***** SUPPLIED PASSAGE *****

Christchurch appears to have a more clear seasonality in the proportion of dry hours (Fig. 10c) that was simulated well by the hourly SPG, albeit with a small offset. The hourly SPG simulates well the lack of seasonality in Dunedin's proportion of dry hours, although also with a slight offset (Fig. 10d).

Figure 9Dry-day proportion (proportion of days in a given calendar week of the year with precipitation less than 1 mm d−1) against the week number of the year.


Figure 10Dry-hour proportion (proportion of hours in a given calendar week of the year with precipitation less than 0.1 mm h−1) against the week number of the year.


Table 7One-day precipitation extremes for 10- and 100-year return periods, calculated from the daily observations and a large ensemble from the daily SPG. The 90 % confidence bounds for the observation are shown in square brackets.

Download Print Version | Download XLSX

Table 8One-hour precipitation extremes for 10- and 100-year return periods, calculated from the hourly observations and an hourly ensemble from the daily SPG. The 90 % confidence bounds for the observation are shown in square brackets.

*****

▶ **TASKS FOR THIS EXERCISE**
(a) Answer these questions using the precipitation passage:
(i) What precipitation threshold makes an hour count as dry?
(ii) Which city lacks seasonality in its proportion of dry hours?
(iii) At what level are the confidence bounds for the observation shown?
(b) Please rewrite the part of the precipitation passage that opens with the words containing "Figure 9Dry-day proportion (proportion" and closes with "1 mm d−1) against the week number of the year.", swapping "calendar week" for "calendar month".
The lines after the text have no part in this.

***** ENTRIES *****

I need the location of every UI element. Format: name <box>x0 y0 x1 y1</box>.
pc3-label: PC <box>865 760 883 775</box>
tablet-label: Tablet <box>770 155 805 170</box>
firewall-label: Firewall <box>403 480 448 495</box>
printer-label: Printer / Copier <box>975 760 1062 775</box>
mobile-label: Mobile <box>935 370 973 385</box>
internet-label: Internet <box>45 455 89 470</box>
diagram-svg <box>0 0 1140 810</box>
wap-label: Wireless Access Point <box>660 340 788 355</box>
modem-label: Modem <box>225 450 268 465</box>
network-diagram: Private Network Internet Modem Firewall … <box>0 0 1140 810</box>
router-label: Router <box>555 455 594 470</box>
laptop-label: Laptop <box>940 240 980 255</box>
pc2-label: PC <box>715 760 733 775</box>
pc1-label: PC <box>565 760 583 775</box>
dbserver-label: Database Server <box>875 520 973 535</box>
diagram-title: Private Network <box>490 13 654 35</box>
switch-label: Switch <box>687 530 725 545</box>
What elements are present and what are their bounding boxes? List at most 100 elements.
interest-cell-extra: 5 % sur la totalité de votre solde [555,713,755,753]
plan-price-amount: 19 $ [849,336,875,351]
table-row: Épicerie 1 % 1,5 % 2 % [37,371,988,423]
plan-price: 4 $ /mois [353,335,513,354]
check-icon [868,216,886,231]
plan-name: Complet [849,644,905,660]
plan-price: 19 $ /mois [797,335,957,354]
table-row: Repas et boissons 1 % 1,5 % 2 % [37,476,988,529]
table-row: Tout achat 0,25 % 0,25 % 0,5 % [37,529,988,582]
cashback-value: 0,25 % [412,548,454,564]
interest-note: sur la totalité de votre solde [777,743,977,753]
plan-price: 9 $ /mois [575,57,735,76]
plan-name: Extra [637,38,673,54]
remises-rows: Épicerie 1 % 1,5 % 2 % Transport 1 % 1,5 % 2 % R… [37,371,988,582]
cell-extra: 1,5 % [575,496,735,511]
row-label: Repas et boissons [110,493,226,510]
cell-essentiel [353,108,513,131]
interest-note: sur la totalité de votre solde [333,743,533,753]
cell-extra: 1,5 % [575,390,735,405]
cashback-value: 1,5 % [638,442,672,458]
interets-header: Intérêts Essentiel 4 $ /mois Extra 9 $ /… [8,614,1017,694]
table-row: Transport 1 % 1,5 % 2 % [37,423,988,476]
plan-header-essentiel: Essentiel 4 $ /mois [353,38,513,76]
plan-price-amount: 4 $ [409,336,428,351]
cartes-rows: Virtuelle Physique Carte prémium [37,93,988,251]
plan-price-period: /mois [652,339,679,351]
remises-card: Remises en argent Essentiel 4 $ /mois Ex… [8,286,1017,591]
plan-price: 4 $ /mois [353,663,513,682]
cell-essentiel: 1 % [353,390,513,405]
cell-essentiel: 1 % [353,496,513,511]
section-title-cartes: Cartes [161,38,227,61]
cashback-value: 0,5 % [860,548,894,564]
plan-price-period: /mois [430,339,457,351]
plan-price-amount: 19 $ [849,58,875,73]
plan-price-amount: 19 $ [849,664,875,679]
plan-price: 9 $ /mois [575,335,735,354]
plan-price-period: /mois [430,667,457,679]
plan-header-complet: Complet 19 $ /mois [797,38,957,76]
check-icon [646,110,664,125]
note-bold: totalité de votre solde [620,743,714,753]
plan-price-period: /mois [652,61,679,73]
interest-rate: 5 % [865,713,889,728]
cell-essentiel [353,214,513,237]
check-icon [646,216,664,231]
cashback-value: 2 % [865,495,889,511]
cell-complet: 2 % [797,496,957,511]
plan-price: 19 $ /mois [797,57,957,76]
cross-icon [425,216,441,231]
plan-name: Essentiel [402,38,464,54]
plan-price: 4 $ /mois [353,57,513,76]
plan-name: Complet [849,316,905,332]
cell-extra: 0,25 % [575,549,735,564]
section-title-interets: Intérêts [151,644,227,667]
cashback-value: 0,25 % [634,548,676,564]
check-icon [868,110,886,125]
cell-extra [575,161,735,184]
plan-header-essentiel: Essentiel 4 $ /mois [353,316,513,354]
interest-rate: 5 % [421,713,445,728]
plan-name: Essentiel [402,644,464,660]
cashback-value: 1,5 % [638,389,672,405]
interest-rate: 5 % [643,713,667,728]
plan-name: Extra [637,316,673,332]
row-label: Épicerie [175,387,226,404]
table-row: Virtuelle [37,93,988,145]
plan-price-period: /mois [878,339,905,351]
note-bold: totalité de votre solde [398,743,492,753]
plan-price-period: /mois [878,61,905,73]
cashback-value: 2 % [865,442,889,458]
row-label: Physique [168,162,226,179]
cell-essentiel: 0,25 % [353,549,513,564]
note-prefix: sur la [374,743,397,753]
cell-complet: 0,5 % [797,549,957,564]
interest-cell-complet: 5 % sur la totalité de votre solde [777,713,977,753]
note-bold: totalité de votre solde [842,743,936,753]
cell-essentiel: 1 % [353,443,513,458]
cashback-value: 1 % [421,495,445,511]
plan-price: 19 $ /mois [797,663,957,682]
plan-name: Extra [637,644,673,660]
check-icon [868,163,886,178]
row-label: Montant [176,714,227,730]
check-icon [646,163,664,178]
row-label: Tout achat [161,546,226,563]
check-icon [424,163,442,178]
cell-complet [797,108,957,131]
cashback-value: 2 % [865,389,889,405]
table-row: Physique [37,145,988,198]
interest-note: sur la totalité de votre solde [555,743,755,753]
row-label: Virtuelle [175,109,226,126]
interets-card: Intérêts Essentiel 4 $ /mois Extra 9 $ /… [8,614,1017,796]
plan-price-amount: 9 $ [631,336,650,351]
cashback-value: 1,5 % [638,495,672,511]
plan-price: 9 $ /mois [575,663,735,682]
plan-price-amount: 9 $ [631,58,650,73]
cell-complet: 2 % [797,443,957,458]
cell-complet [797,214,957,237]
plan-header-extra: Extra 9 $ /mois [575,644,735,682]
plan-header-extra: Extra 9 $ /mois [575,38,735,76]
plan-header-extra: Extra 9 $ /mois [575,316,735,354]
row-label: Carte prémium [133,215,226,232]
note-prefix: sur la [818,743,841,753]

*****

▶ **THE SOLUTIONS**
(a)
(i) Less than 0.1 mm h−1.
(ii) Dunedin.
(iii) 90 %.

(b)
Figure 9Dry-day proportion (proportion of days in a given calendar month of the year with precipitation less than 1 mm d−1) against the week number of the year.